**** Given data ****
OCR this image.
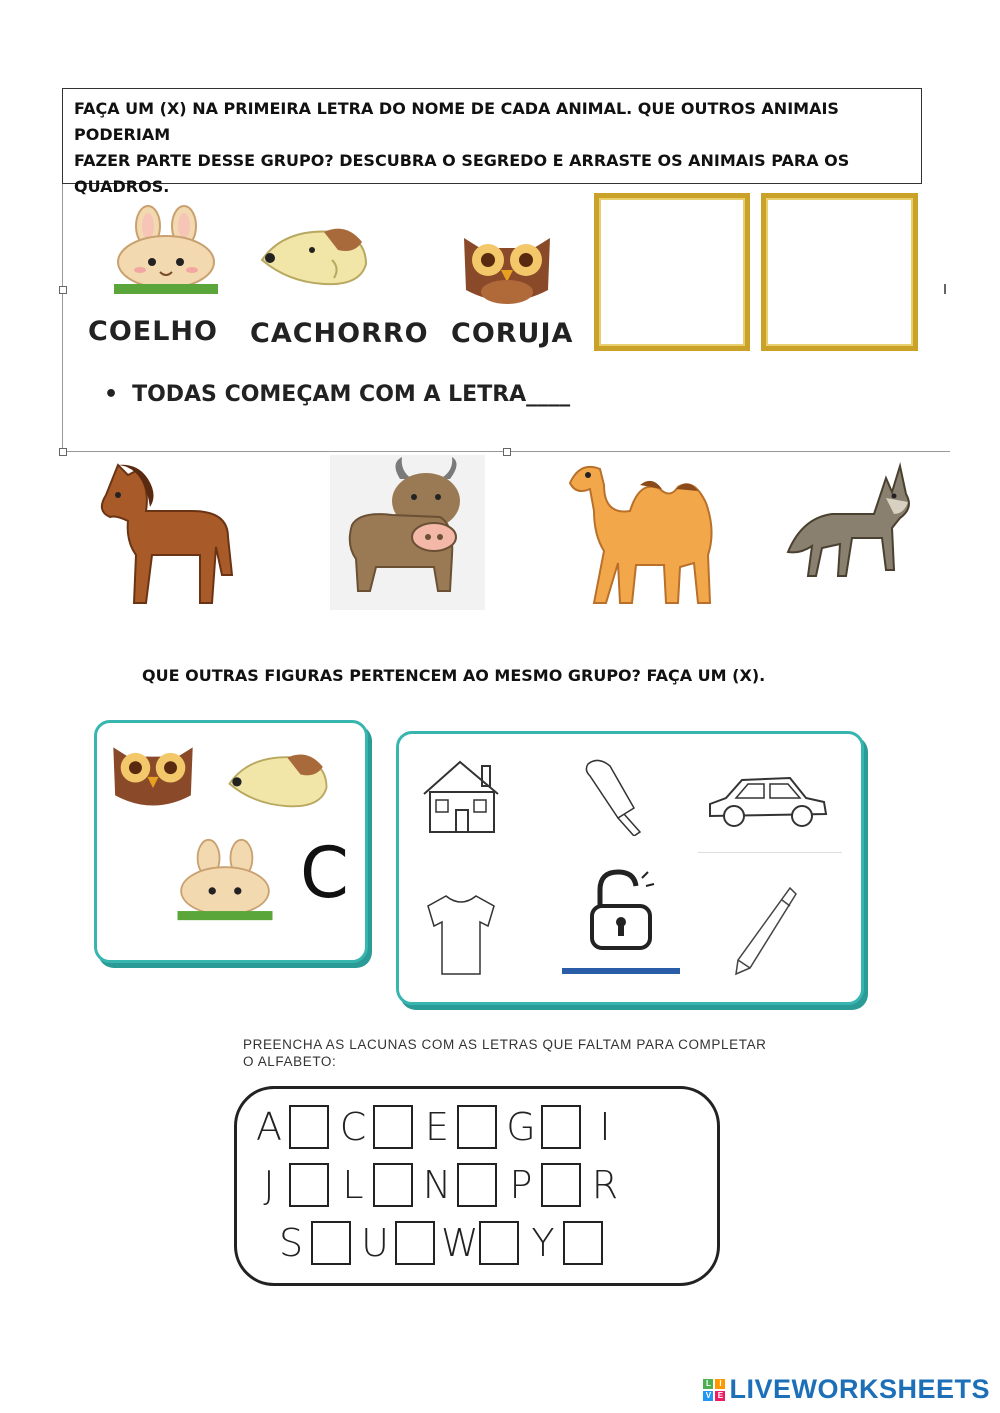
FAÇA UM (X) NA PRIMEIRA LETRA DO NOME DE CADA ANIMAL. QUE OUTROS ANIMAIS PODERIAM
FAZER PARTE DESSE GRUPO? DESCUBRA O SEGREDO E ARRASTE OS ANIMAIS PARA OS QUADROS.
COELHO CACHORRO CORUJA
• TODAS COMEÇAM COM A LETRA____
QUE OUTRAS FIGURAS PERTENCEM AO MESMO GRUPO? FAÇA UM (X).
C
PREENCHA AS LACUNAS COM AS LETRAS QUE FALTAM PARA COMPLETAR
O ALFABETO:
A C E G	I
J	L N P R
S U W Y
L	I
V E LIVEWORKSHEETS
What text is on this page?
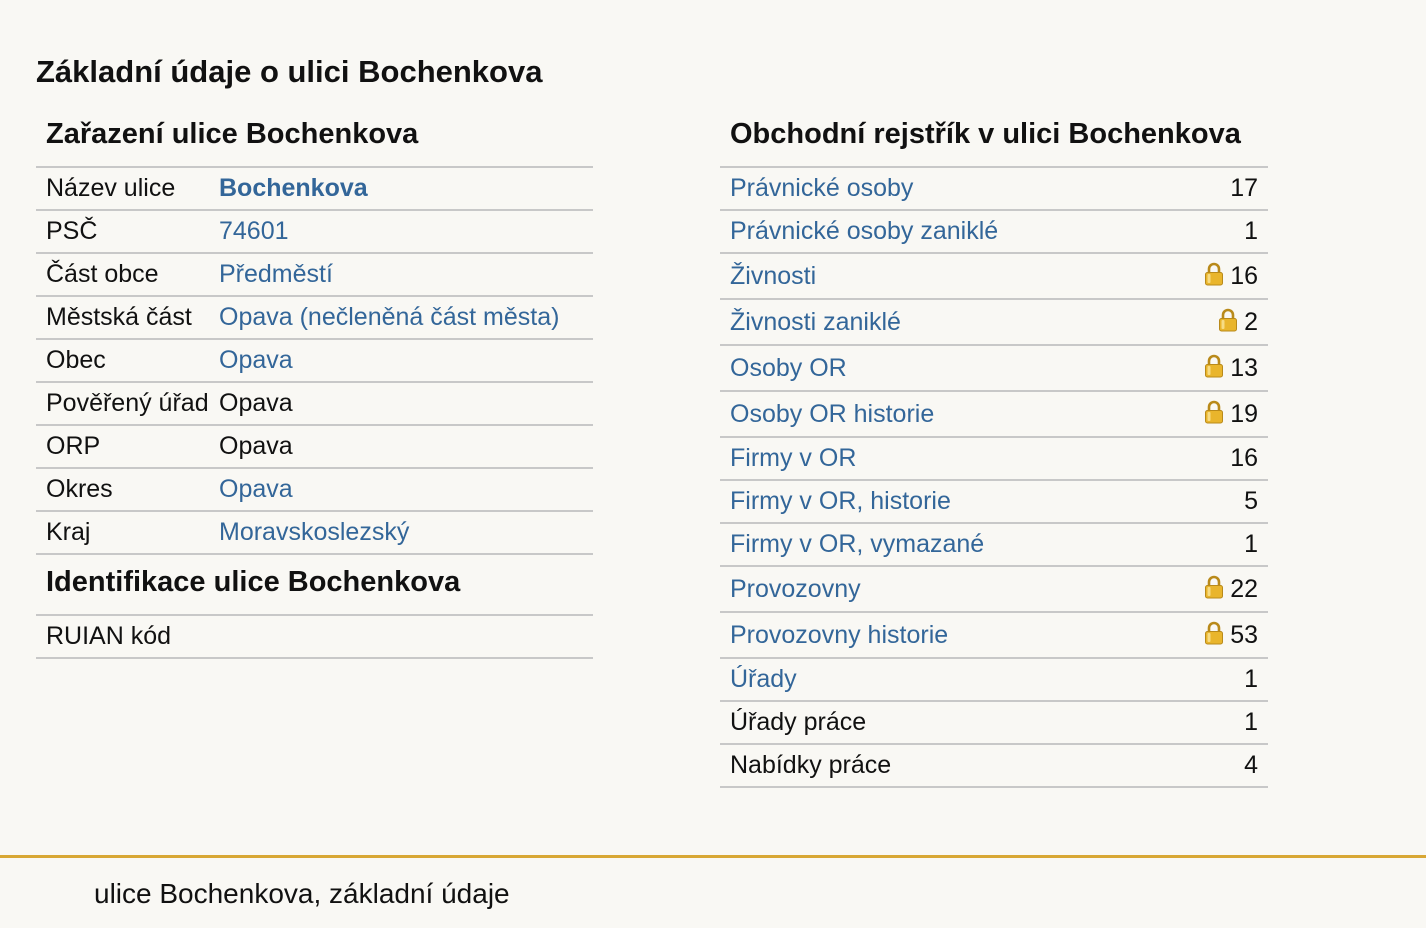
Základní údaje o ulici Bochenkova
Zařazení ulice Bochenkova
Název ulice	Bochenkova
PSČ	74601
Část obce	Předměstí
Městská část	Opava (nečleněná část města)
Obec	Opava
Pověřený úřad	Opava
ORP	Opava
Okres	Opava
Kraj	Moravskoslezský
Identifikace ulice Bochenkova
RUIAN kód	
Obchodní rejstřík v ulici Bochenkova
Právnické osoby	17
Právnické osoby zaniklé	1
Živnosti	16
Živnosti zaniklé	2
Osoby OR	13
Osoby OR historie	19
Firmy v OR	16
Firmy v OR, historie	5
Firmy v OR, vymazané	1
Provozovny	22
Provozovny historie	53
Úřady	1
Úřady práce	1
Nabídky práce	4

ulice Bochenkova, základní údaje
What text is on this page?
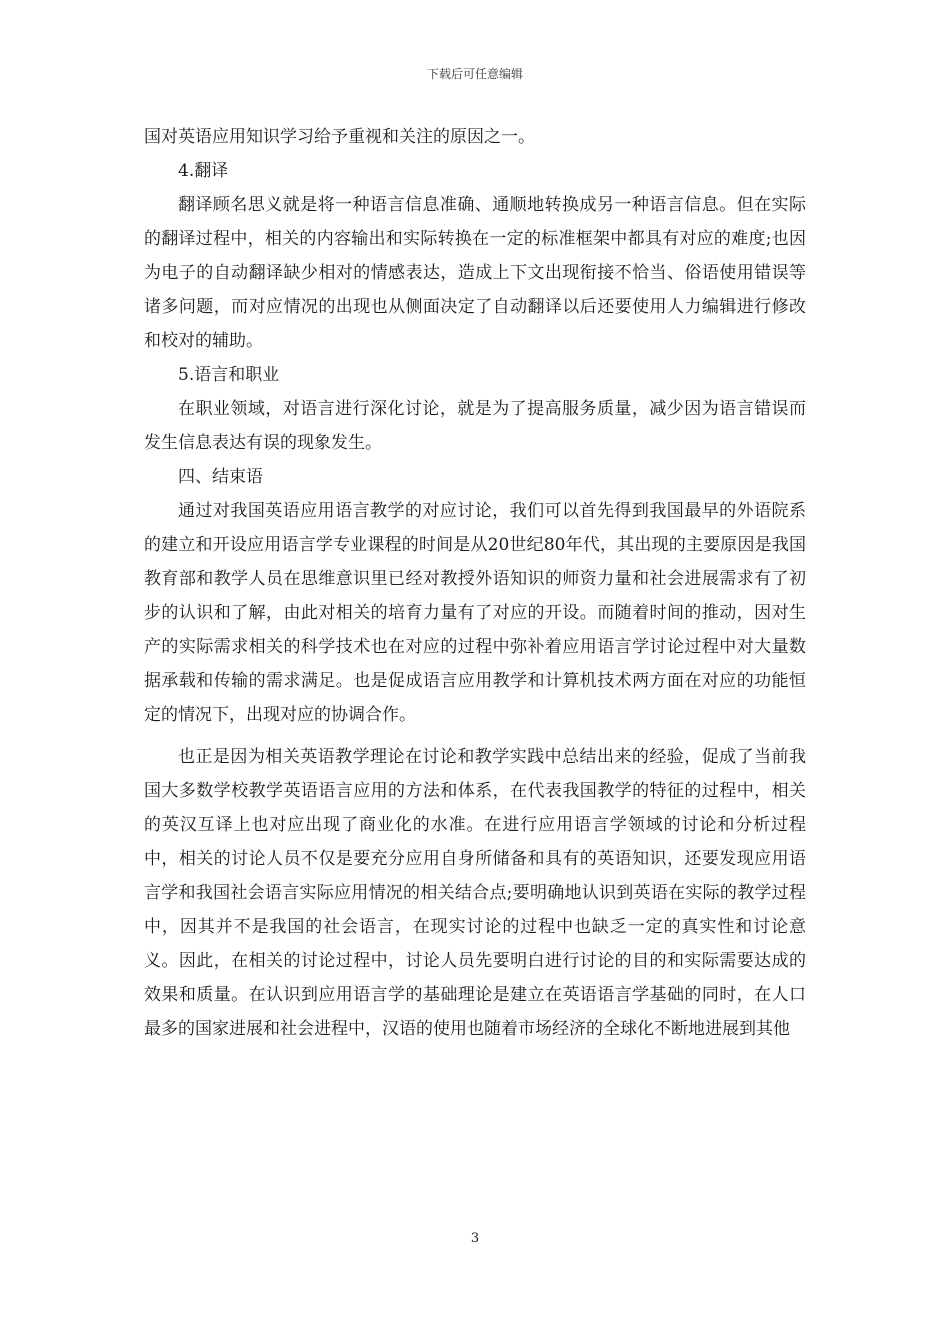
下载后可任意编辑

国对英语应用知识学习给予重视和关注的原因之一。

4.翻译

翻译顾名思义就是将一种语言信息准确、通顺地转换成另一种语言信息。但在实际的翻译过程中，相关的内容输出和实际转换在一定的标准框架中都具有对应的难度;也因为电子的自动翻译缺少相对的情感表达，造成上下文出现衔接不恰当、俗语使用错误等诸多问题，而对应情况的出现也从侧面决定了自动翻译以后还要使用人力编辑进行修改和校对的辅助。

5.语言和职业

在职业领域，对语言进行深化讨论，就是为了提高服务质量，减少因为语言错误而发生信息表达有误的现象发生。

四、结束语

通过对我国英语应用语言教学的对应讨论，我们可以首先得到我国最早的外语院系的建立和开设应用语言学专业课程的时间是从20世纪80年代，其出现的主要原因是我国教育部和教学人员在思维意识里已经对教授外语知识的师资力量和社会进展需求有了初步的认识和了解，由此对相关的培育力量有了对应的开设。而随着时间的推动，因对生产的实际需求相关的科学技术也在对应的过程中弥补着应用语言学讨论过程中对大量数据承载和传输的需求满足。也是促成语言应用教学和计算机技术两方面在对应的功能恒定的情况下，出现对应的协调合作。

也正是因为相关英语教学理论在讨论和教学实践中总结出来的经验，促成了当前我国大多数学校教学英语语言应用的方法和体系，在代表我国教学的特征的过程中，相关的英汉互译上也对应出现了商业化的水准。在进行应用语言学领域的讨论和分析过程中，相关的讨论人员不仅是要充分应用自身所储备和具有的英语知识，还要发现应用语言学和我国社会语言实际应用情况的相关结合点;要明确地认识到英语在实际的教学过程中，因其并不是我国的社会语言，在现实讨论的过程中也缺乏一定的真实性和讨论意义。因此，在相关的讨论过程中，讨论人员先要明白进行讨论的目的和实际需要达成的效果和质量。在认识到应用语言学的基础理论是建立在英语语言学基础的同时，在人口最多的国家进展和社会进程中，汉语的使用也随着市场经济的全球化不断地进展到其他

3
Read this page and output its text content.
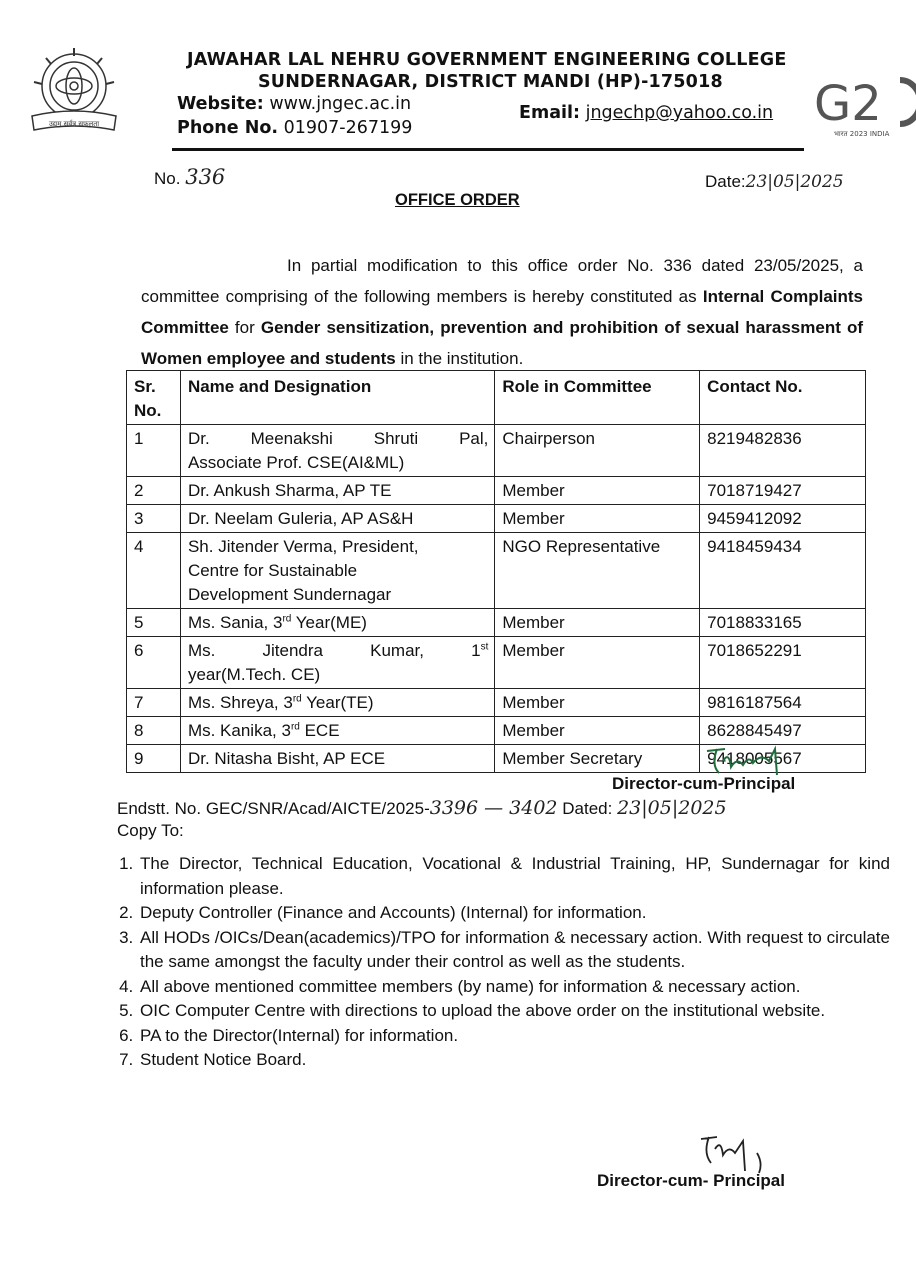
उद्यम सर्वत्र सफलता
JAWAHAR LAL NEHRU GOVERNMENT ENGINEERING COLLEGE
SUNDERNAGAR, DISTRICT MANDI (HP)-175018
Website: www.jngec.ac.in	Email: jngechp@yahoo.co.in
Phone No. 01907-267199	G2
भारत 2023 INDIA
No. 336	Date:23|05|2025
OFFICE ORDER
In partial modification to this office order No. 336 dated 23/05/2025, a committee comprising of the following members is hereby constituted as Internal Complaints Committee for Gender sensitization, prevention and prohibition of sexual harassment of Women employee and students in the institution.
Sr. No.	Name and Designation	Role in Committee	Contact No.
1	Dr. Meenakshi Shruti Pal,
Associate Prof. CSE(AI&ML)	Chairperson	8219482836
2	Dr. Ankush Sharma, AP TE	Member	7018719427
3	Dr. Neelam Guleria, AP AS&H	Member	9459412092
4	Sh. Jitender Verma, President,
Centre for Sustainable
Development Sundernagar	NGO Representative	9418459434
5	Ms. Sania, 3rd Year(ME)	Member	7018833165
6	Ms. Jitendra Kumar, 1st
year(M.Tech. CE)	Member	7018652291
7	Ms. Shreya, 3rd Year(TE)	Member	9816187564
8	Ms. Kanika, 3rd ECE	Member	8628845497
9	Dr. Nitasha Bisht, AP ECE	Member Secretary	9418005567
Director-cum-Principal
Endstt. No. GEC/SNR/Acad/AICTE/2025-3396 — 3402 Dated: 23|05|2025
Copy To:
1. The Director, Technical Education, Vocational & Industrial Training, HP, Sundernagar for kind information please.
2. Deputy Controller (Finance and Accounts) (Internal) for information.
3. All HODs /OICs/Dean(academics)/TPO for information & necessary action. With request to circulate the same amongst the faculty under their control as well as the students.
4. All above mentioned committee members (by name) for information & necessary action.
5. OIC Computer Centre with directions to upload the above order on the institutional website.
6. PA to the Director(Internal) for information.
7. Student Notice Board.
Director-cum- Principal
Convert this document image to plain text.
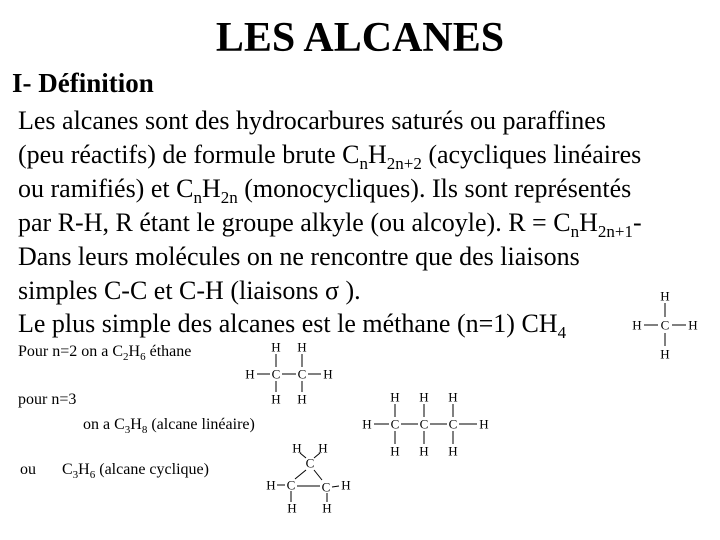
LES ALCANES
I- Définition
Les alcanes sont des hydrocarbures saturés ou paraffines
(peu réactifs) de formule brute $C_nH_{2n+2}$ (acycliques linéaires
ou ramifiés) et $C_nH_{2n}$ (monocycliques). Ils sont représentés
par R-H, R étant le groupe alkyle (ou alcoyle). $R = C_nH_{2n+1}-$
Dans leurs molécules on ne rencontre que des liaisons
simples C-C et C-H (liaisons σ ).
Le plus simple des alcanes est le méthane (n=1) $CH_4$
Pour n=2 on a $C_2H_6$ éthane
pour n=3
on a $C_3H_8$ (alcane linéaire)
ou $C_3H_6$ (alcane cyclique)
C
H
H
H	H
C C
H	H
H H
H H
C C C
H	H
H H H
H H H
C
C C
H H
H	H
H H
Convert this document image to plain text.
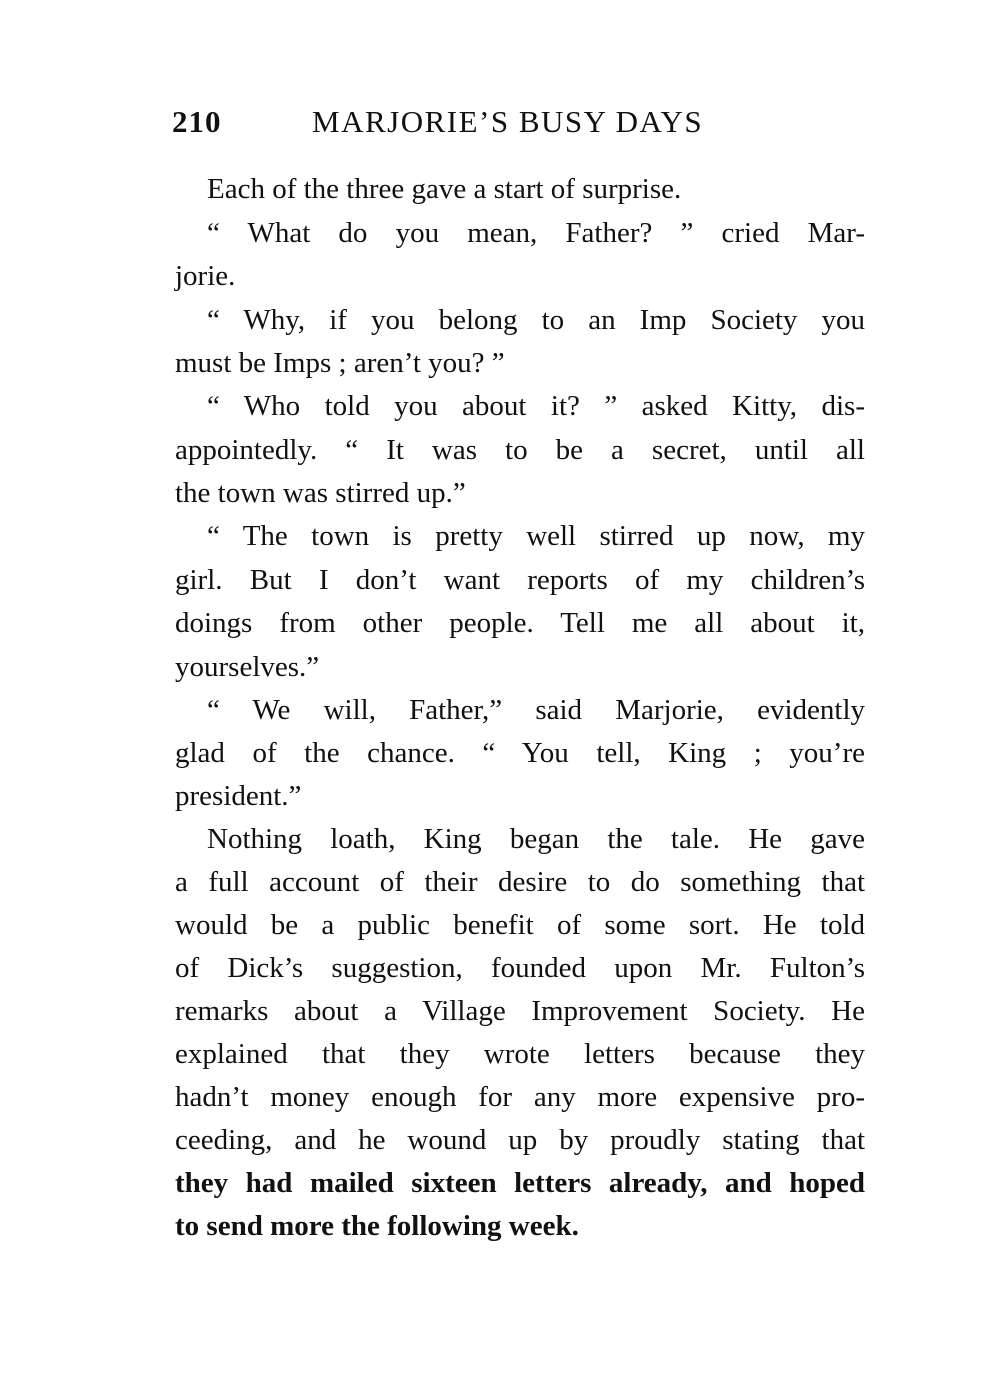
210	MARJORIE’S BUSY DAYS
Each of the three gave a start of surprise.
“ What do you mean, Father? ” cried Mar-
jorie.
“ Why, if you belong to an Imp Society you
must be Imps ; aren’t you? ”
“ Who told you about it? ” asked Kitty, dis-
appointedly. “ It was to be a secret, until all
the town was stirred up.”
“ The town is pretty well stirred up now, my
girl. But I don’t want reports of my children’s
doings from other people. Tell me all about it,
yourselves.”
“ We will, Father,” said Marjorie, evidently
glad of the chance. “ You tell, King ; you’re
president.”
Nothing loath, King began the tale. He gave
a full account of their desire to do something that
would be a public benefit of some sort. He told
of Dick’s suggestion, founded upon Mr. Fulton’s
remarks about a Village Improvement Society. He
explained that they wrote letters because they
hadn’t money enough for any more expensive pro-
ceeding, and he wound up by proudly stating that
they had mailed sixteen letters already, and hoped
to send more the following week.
****
→ **Brief**: From the records above, pull out each line that has "Father".

→ **Written response**:
“ What do you mean, Father? ” cried Mar-
“ We will, Father,” said Marjorie, evidently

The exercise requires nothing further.